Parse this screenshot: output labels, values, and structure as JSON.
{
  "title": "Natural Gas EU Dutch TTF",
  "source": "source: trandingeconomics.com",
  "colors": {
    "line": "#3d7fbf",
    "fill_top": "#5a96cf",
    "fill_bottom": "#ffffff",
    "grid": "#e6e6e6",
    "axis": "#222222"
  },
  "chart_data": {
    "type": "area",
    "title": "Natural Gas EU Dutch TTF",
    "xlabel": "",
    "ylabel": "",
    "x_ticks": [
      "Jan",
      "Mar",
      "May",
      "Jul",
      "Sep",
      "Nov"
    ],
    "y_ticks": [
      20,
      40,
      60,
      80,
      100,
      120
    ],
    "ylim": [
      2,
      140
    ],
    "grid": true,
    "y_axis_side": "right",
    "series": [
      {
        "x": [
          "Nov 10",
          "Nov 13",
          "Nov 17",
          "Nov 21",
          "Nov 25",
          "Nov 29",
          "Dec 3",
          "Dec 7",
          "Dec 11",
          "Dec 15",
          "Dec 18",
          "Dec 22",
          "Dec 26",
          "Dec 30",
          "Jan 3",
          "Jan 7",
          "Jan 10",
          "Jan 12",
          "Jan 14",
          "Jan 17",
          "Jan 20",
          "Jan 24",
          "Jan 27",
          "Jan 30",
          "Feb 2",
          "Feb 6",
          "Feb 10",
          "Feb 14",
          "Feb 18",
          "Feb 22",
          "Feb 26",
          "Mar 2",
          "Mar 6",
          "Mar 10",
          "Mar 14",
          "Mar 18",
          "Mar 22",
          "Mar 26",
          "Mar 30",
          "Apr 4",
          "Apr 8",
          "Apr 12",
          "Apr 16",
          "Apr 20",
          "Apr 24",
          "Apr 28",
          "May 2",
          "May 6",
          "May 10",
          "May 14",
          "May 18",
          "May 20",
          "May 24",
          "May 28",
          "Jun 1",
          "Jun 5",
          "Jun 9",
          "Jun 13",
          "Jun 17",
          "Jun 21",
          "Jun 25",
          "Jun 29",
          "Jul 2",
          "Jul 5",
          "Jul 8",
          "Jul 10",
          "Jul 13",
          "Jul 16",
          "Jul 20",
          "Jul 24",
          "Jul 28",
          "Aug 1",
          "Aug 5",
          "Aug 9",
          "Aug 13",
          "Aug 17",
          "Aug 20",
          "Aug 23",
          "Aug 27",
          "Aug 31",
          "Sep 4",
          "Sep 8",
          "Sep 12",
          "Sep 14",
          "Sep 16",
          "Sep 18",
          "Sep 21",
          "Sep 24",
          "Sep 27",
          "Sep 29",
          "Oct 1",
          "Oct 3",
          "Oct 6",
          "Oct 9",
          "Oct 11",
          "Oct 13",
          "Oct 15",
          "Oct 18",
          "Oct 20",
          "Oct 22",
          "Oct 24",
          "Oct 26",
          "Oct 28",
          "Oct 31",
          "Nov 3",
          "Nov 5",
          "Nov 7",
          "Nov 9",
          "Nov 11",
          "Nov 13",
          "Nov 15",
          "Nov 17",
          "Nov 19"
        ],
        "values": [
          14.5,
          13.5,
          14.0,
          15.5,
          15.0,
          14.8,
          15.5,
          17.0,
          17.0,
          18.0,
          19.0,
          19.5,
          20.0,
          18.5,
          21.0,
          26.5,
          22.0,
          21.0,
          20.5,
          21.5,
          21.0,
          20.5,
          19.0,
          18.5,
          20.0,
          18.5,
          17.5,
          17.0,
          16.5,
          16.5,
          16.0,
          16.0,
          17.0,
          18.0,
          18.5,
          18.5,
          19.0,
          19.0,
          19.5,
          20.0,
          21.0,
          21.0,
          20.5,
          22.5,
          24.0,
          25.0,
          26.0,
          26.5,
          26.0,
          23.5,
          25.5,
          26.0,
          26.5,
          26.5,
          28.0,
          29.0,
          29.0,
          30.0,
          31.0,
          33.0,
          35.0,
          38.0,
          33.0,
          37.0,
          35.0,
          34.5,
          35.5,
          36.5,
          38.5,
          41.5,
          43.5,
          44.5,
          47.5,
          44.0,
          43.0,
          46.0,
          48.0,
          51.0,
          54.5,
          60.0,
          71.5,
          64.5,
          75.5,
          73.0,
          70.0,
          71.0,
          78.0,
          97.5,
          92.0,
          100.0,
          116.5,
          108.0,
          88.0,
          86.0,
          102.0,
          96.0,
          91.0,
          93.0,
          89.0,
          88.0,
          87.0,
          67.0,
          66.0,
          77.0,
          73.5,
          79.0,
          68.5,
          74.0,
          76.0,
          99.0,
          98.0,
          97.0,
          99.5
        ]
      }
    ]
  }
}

==============================

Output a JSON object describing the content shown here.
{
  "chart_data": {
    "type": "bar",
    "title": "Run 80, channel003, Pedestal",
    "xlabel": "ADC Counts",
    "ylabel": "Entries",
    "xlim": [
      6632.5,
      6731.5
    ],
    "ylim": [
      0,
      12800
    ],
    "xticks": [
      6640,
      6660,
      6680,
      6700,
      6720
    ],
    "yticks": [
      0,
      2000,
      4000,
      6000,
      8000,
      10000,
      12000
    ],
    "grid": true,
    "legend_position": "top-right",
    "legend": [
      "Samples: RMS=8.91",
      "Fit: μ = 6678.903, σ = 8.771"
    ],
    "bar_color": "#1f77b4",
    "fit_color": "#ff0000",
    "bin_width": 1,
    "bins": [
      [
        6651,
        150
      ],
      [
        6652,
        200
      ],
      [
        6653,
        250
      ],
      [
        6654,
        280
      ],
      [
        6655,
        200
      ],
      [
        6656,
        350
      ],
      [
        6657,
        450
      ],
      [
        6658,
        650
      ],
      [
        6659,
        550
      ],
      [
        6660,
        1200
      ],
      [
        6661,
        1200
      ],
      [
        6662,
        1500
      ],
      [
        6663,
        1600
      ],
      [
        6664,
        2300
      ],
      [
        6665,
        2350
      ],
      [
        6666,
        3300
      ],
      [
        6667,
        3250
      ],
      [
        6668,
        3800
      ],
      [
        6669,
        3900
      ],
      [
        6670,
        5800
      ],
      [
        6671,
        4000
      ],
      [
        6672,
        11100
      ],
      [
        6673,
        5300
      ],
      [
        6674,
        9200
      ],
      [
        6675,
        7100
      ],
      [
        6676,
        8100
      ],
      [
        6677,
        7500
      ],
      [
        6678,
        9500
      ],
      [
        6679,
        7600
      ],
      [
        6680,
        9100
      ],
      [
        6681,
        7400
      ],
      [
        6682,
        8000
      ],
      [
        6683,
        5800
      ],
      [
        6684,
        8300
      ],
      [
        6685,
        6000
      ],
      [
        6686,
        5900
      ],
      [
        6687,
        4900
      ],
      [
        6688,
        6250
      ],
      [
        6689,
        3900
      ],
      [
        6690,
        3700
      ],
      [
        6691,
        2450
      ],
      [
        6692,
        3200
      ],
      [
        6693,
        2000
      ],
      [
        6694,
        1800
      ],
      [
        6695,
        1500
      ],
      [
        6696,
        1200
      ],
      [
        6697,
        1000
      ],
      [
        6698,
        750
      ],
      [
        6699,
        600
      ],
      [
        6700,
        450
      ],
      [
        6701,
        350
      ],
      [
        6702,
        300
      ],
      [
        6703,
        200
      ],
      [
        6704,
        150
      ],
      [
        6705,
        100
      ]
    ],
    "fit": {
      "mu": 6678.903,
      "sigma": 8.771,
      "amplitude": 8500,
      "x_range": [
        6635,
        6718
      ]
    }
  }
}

==============================

TASK PROMPT →
Where a line of the entries contains the word "values", copy that line.

EXERCISE SOLUTION →
Parse this screenshot: output labels, values, and structure as JSON.
        "values": [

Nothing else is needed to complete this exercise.